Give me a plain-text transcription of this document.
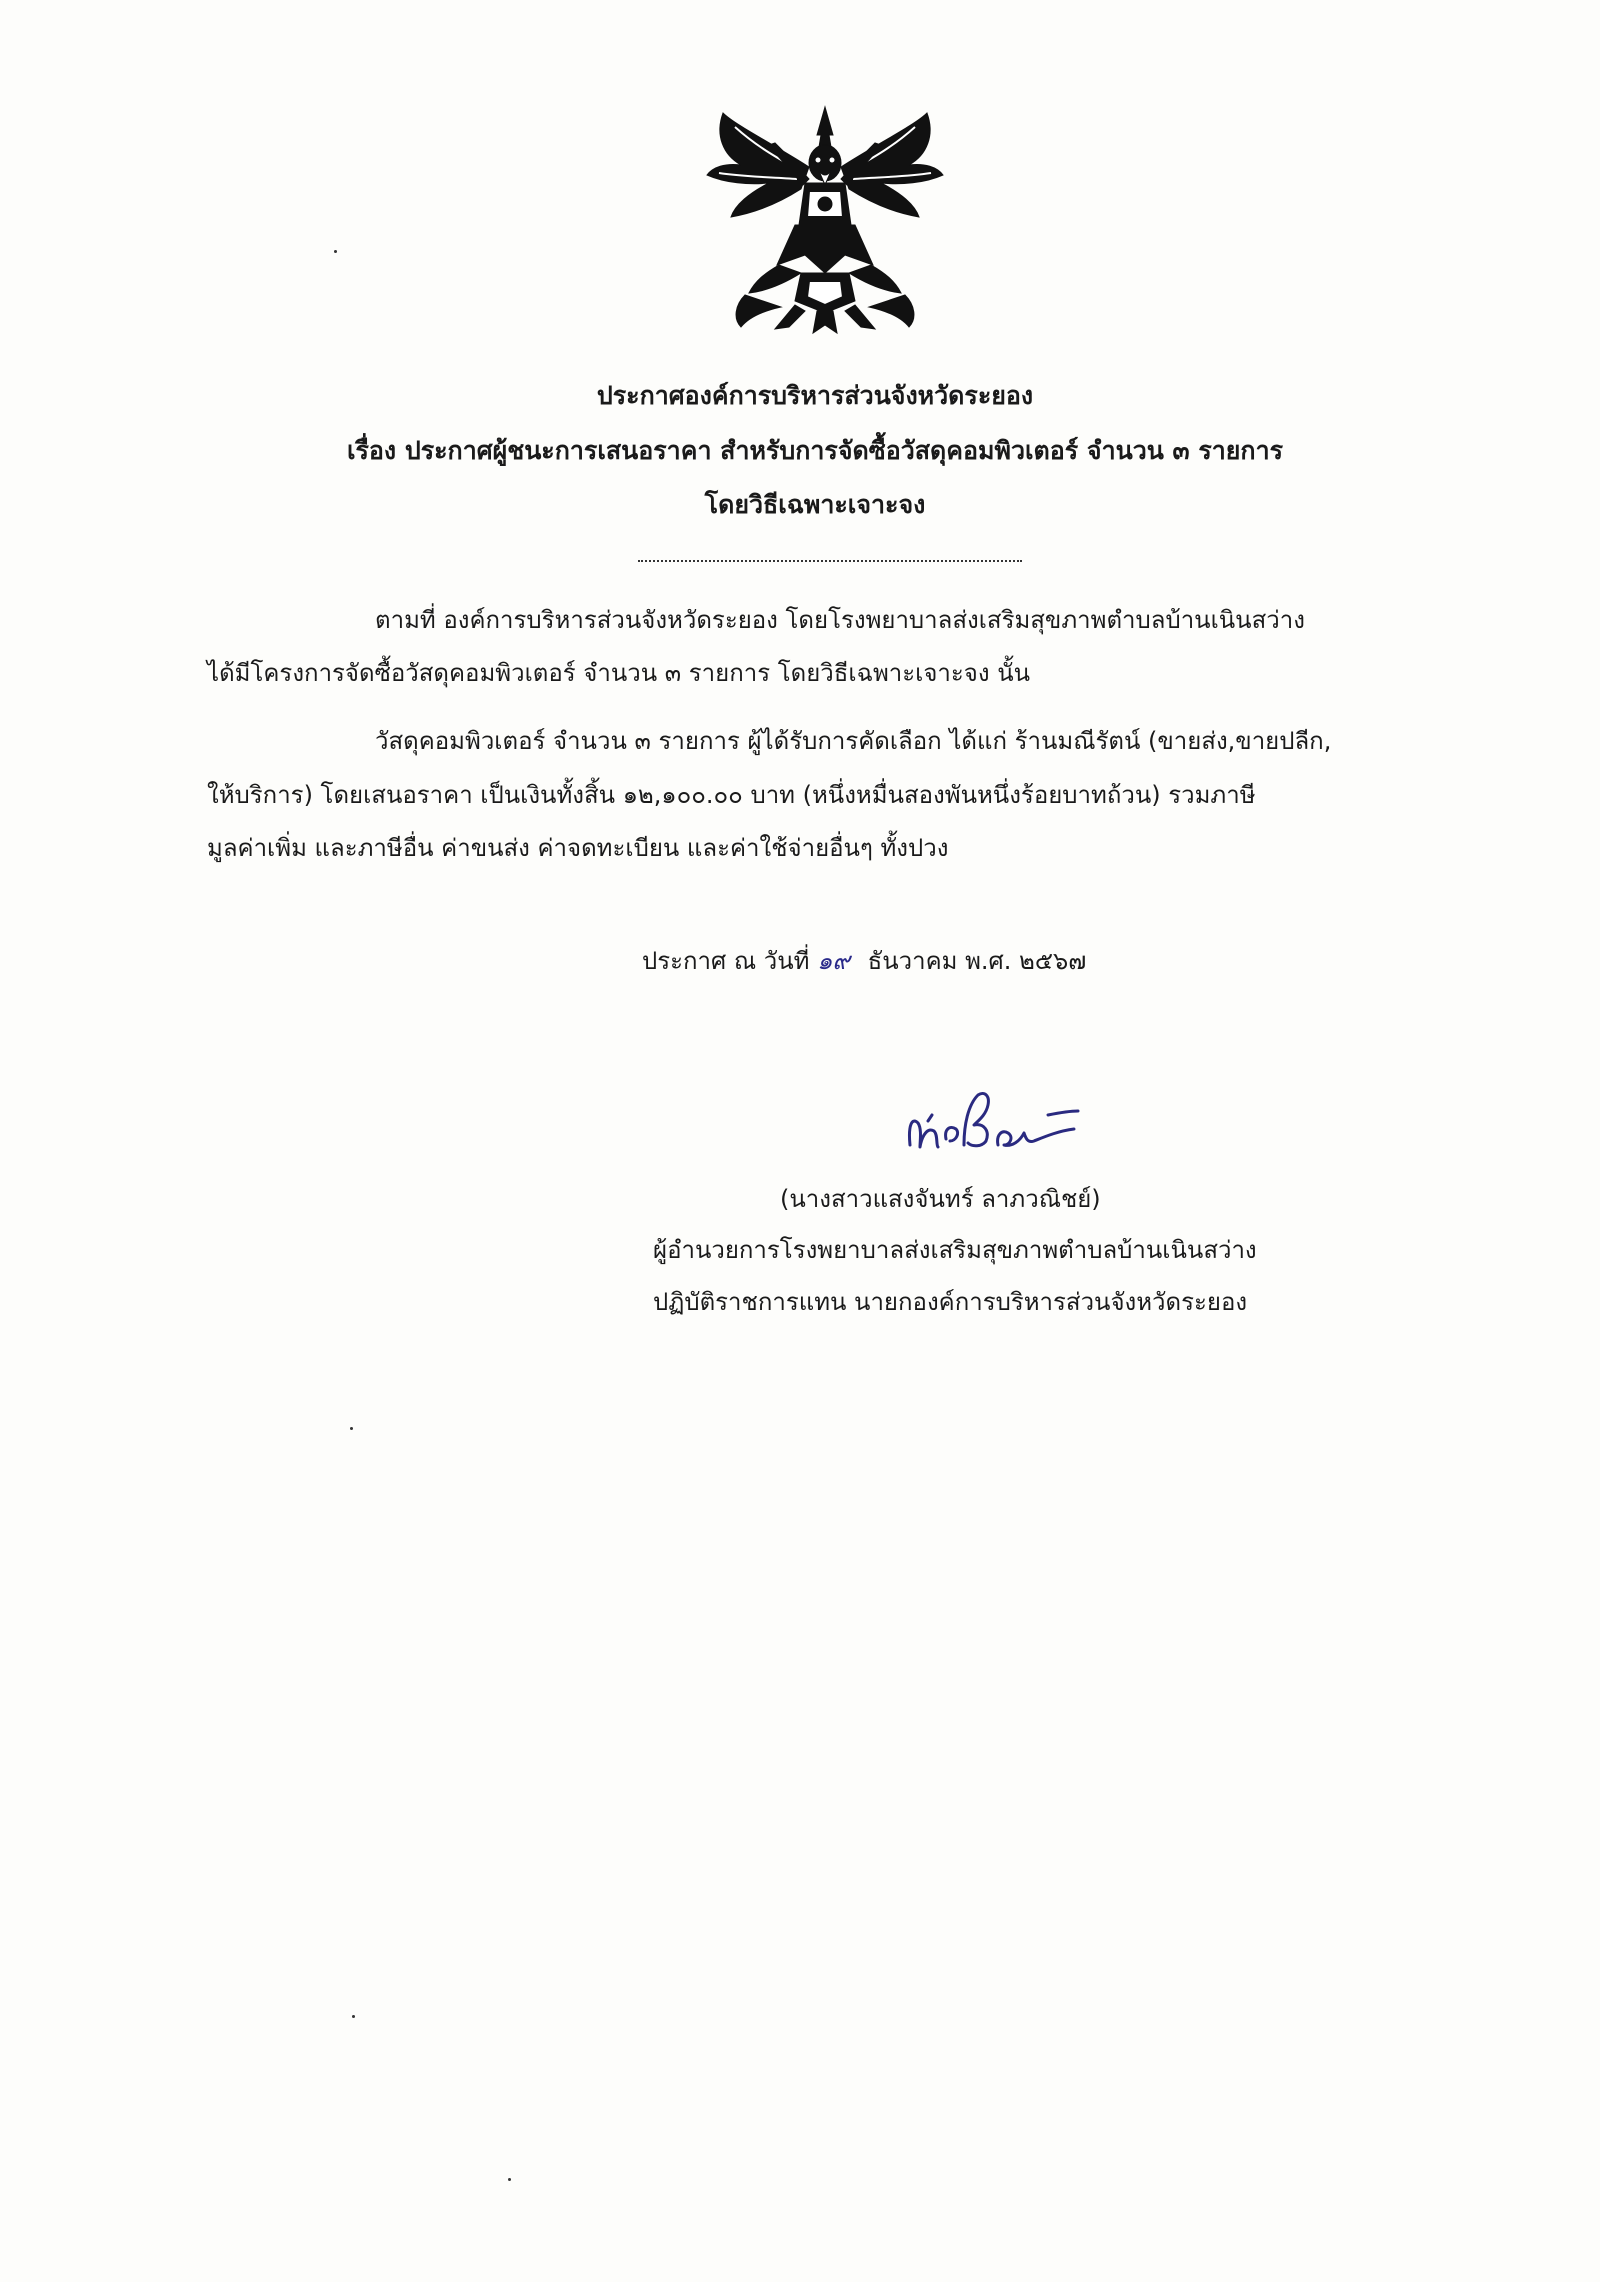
ประกาศองค์การบริหารส่วนจังหวัดระยอง
เรื่อง ประกาศผู้ชนะการเสนอราคา สำหรับการจัดซื้อวัสดุคอมพิวเตอร์ จำนวน ๓ รายการ
โดยวิธีเฉพาะเจาะจง
ตามที่ องค์การบริหารส่วนจังหวัดระยอง โดยโรงพยาบาลส่งเสริมสุขภาพตำบลบ้านเนินสว่าง
ได้มีโครงการจัดซื้อวัสดุคอมพิวเตอร์ จำนวน ๓ รายการ โดยวิธีเฉพาะเจาะจง นั้น
วัสดุคอมพิวเตอร์ จำนวน ๓ รายการ ผู้ได้รับการคัดเลือก ได้แก่ ร้านมณีรัตน์ (ขายส่ง,ขายปลีก,
ให้บริการ) โดยเสนอราคา เป็นเงินทั้งสิ้น ๑๒,๑๐๐.๐๐ บาท (หนึ่งหมื่นสองพันหนึ่งร้อยบาทถ้วน) รวมภาษี
มูลค่าเพิ่ม และภาษีอื่น ค่าขนส่ง ค่าจดทะเบียน และค่าใช้จ่ายอื่นๆ ทั้งปวง
ประกาศ ณ วันที่ ๑๙ ธันวาคม พ.ศ. ๒๕๖๗
(นางสาวแสงจันทร์ ลาภวณิชย์)
ผู้อำนวยการโรงพยาบาลส่งเสริมสุขภาพตำบลบ้านเนินสว่าง
ปฏิบัติราชการแทน นายกองค์การบริหารส่วนจังหวัดระยอง
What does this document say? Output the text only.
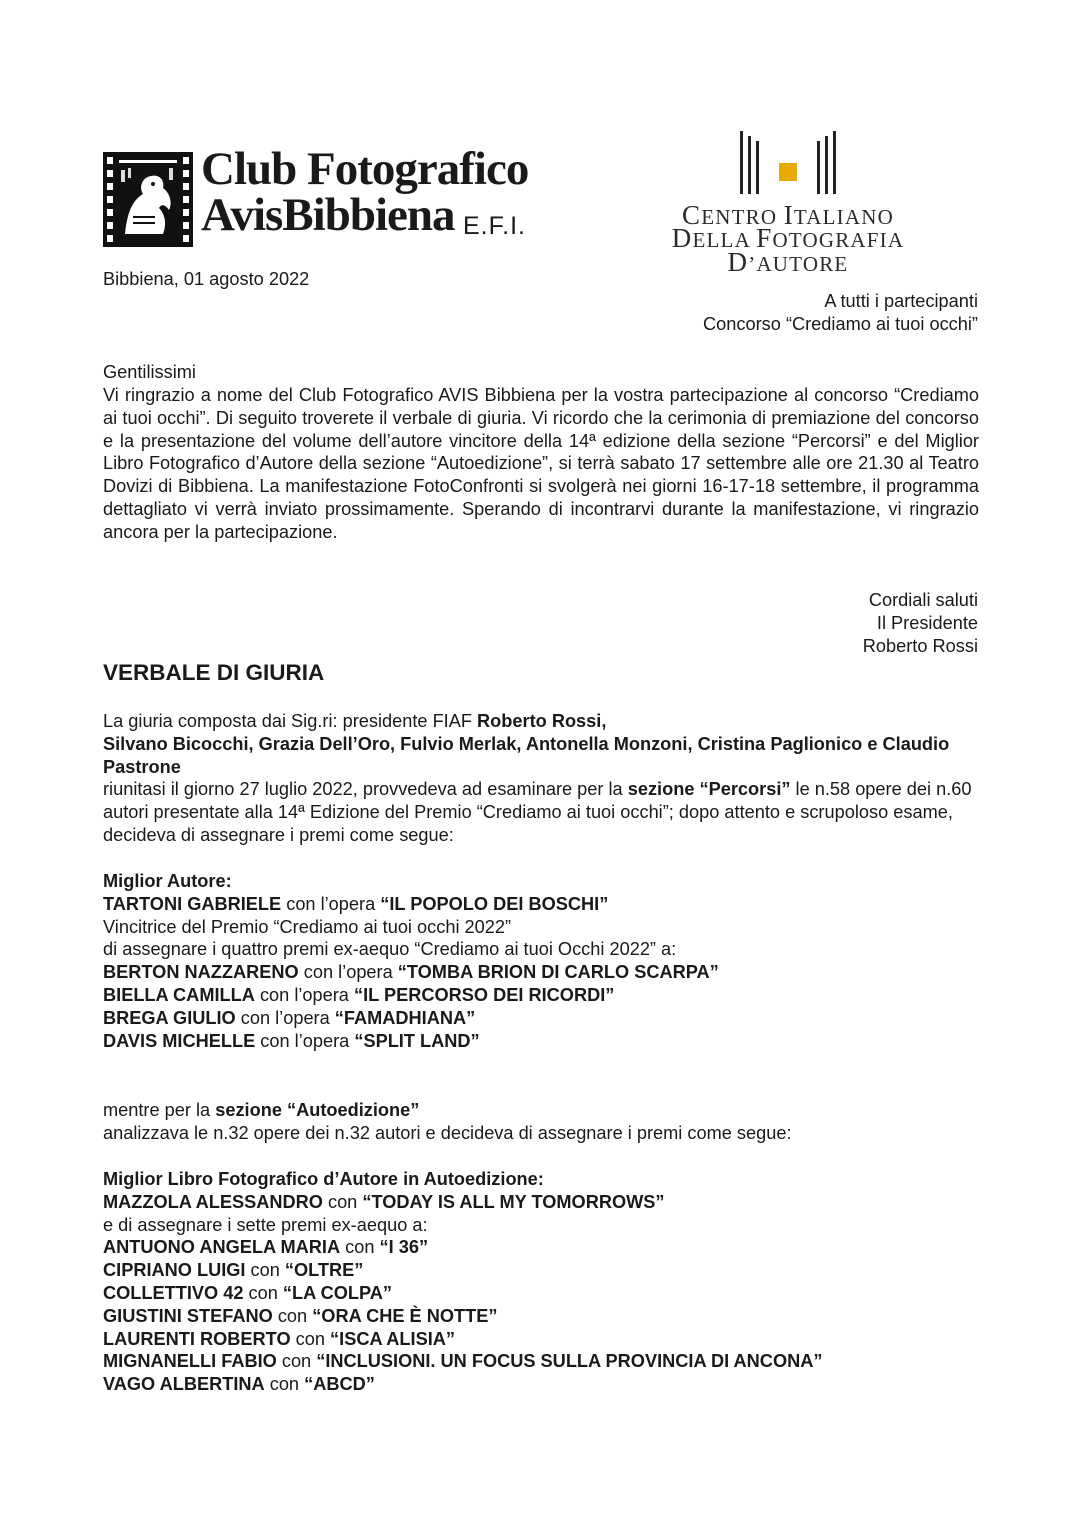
Club Fotografico
AvisBibbiena E.F.I.	CENTRO ITALIANO
DELLA FOTOGRAFIA D’AUTORE
Bibbiena, 01 agosto 2022
A tutti i partecipanti
Concorso “Crediamo ai tuoi occhi”
Gentilissimi
Vi ringrazio a nome del Club Fotografico AVIS Bibbiena per la vostra partecipazione al concorso “Crediamo ai tuoi occhi”. Di seguito troverete il verbale di giuria. Vi ricordo che la cerimonia di premiazione del concorso e la presentazione del volume dell’autore vincitore della 14ª edizione della sezione “Percorsi” e del Miglior Libro Fotografico d’Autore della sezione “Autoedizione”, si terrà sabato 17 settembre alle ore 21.30 al Teatro Dovizi di Bibbiena. La manifestazione FotoConfronti si svolgerà nei giorni 16-17-18 settembre, il programma dettagliato vi verrà inviato prossimamente. Sperando di incontrarvi durante la manifestazione, vi ringrazio ancora per la partecipazione.
Cordiali saluti
Il Presidente
Roberto Rossi
VERBALE DI GIURIA
La giuria composta dai Sig.ri: presidente FIAF Roberto Rossi,
Silvano Bicocchi, Grazia Dell’Oro, Fulvio Merlak, Antonella Monzoni, Cristina Paglionico e Claudio Pastrone
riunitasi il giorno 27 luglio 2022, provvedeva ad esaminare per la sezione “Percorsi” le n.58 opere dei n.60 autori presentate alla 14ª Edizione del Premio “Crediamo ai tuoi occhi”; dopo attento e scrupoloso esame, decideva di assegnare i premi come segue:
Miglior Autore:
TARTONI GABRIELE con l’opera “IL POPOLO DEI BOSCHI”
Vincitrice del Premio “Crediamo ai tuoi occhi 2022”
di assegnare i quattro premi ex-aequo “Crediamo ai tuoi Occhi 2022” a:

BERTON NAZZARENO con l’opera “TOMBA BRION DI CARLO SCARPA”
BIELLA CAMILLA con l’opera “IL PERCORSO DEI RICORDI”
BREGA GIULIO con l’opera “FAMADHIANA”
DAVIS MICHELLE con l’opera “SPLIT LAND”
mentre per la sezione “Autoedizione”
analizzava le n.32 opere dei n.32 autori e decideva di assegnare i premi come segue:
Miglior Libro Fotografico d’Autore in Autoedizione:
MAZZOLA ALESSANDRO con “TODAY IS ALL MY TOMORROWS”
e di assegnare i sette premi ex-aequo a:

ANTUONO ANGELA MARIA con “I 36”
CIPRIANO LUIGI con “OLTRE”
COLLETTIVO 42 con “LA COLPA”
GIUSTINI STEFANO con “ORA CHE È NOTTE”
LAURENTI ROBERTO con “ISCA ALISIA”
MIGNANELLI FABIO con “INCLUSIONI. UN FOCUS SULLA PROVINCIA DI ANCONA”
VAGO ALBERTINA con “ABCD”
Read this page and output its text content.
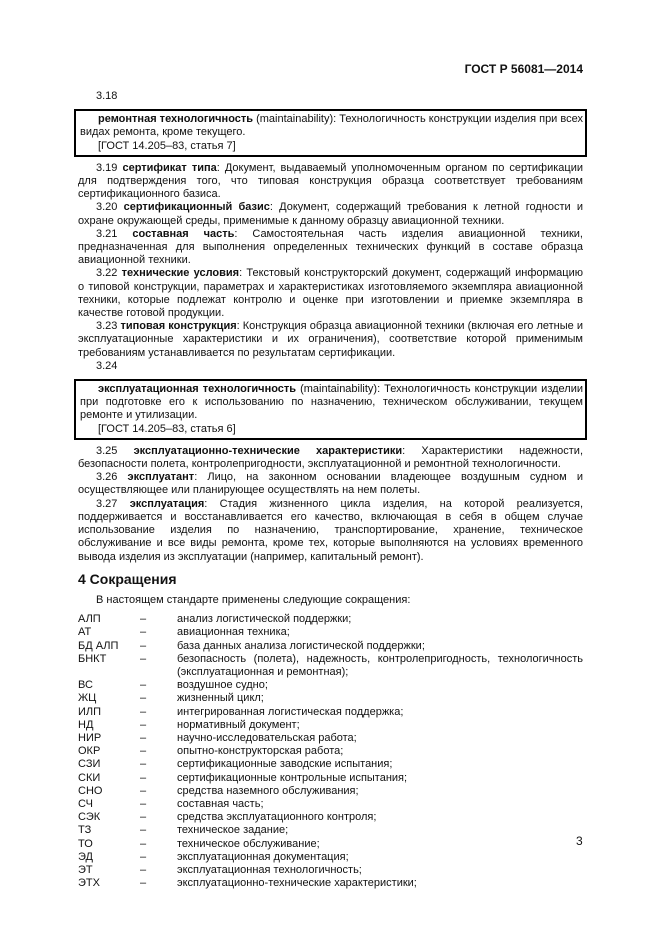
ГОСТ Р 56081—2014

3.18

ремонтная технологичность (maintainability): Технологичность конструкции изделия при всех видах ремонта, кроме текущего.

[ГОСТ 14.205–83, статья 7]

3.19 сертификат типа: Документ, выдаваемый уполномоченным органом по сертификации для подтверждения того, что типовая конструкция образца соответствует требованиям сертификационного базиса.

3.20 сертификационный базис: Документ, содержащий требования к летной годности и охране окружающей среды, применимые к данному образцу авиационной техники.

3.21 составная часть: Самостоятельная часть изделия авиационной техники, предназначенная для выполнения определенных технических функций в составе образца авиационной техники.

3.22 технические условия: Текстовый конструкторский документ, содержащий информацию о типовой конструкции, параметрах и характеристиках изготовляемого экземпляра авиационной техники, которые подлежат контролю и оценке при изготовлении и приемке экземпляра в качестве готовой продукции.

3.23 типовая конструкция: Конструкция образца авиационной техники (включая его летные и эксплуатационные характеристики и их ограничения), соответствие которой применимым требованиям устанавливается по результатам сертификации.

3.24

эксплуатационная технологичность (maintainability): Технологичность конструкции изделии при подготовке его к использованию по назначению, техническом обслуживании, текущем ремонте и утилизации.

[ГОСТ 14.205–83, статья 6]

3.25 эксплуатационно-технические характеристики: Характеристики надежности, безопасности полета, контролепригодности, эксплуатационной и ремонтной технологичности.

3.26 эксплуатант: Лицо, на законном основании владеющее воздушным судном и осуществляющее или планирующее осуществлять на нем полеты.

3.27 эксплуатация: Стадия жизненного цикла изделия, на которой реализуется, поддерживается и восстанавливается его качество, включающая в себя в общем случае использование изделия по назначению, транспортирование, хранение, техническое обслуживание и все виды ремонта, кроме тех, которые выполняются на условиях временного вывода изделия из эксплуатации (например, капитальный ремонт).

4 Сокращения

В настоящем стандарте применены следующие сокращения:

АЛП	–	анализ логистической поддержки;
АТ	–	авиационная техника;
БД АЛП	–	база данных анализа логистической поддержки;
БНКТ	–	безопасность (полета), надежность, контролепригодность, технологичность (эксплуатационная и ремонтная);
ВС	–	воздушное судно;
ЖЦ	–	жизненный цикл;
ИЛП	–	интегрированная логистическая поддержка;
НД	–	нормативный документ;
НИР	–	научно-исследовательская работа;
ОКР	–	опытно-конструкторская работа;
СЗИ	–	сертификационные заводские испытания;
СКИ	–	сертификационные контрольные испытания;
СНО	–	средства наземного обслуживания;
СЧ	–	составная часть;
СЭК	–	средства эксплуатационного контроля;
ТЗ	–	техническое задание;
ТО	–	техническое обслуживание;
ЭД	–	эксплуатационная документация;
ЭТ	–	эксплуатационная технологичность;
ЭТХ	–	эксплуатационно-технические характеристики;
3
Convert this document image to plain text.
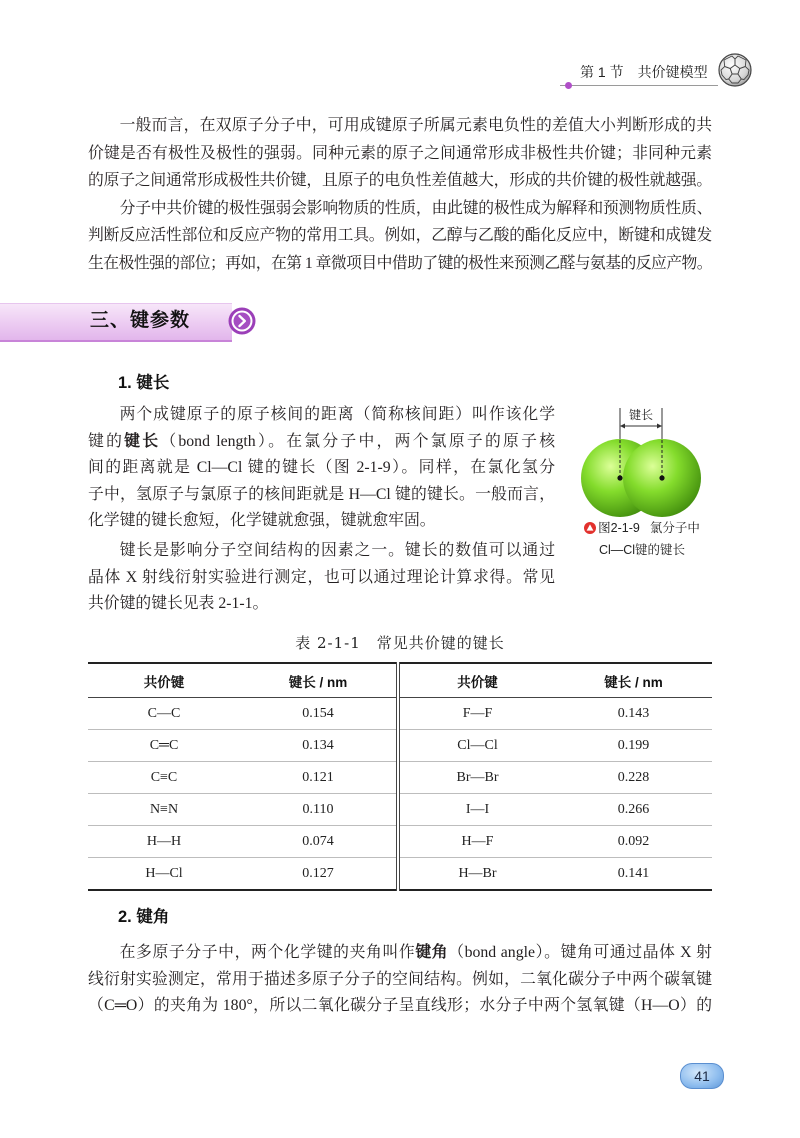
第 1 节 共价键模型
一般而言，在双原子分子中，可用成键原子所属元素电负性的差值大小判断形成的共
价键是否有极性及极性的强弱。同种元素的原子之间通常形成非极性共价键；非同种元素
的原子之间通常形成极性共价键，且原子的电负性差值越大，形成的共价键的极性就越强。
分子中共价键的极性强弱会影响物质的性质，由此键的极性成为解释和预测物质性质、
判断反应活性部位和反应产物的常用工具。例如，乙醇与乙酸的酯化反应中，断键和成键发
生在极性强的部位；再如，在第 1 章微项目中借助了键的极性来预测乙醛与氨基的反应产物。
三、键参数
1. 键长
两个成键原子的原子核间的距离（简称核间距）叫作该化学
键的键长（bond length）。在氯分子中，两个氯原子的原子核
间的距离就是 Cl—Cl 键的键长（图 2-1-9）。同样，在氯化氢分
子中，氢原子与氯原子的核间距就是 H—Cl 键的键长。一般而言，
化学键的键长愈短，化学键就愈强，键就愈牢固。
键长是影响分子空间结构的因素之一。键长的数值可以通过
晶体 X 射线衍射实验进行测定，也可以通过理论计算求得。常见
共价键的键长见表 2-1-1。
键长
图2-1-9 氯分子中
Cl—Cl键的键长
表 2-1-1　常见共价键的键长
共价键	键长 / nm	共价键	键长 / nm
C—C	0.154	F—F	0.143
C═C	0.134	Cl—Cl	0.199
C≡C	0.121	Br—Br	0.228
N≡N	0.110	I—I	0.266
H—H	0.074	H—F	0.092
H—Cl	0.127	H—Br	0.141
2. 键角
在多原子分子中，两个化学键的夹角叫作键角（bond angle）。键角可通过晶体 X 射
线衍射实验测定，常用于描述多原子分子的空间结构。例如，二氧化碳分子中两个碳氧键
（C═O）的夹角为 180°，所以二氧化碳分子呈直线形；水分子中两个氢氧键（H—O）的
41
************
■ Goal: Count every line above that holds the word "техническое", and state the number and nothing more.

■ Exercise response: 3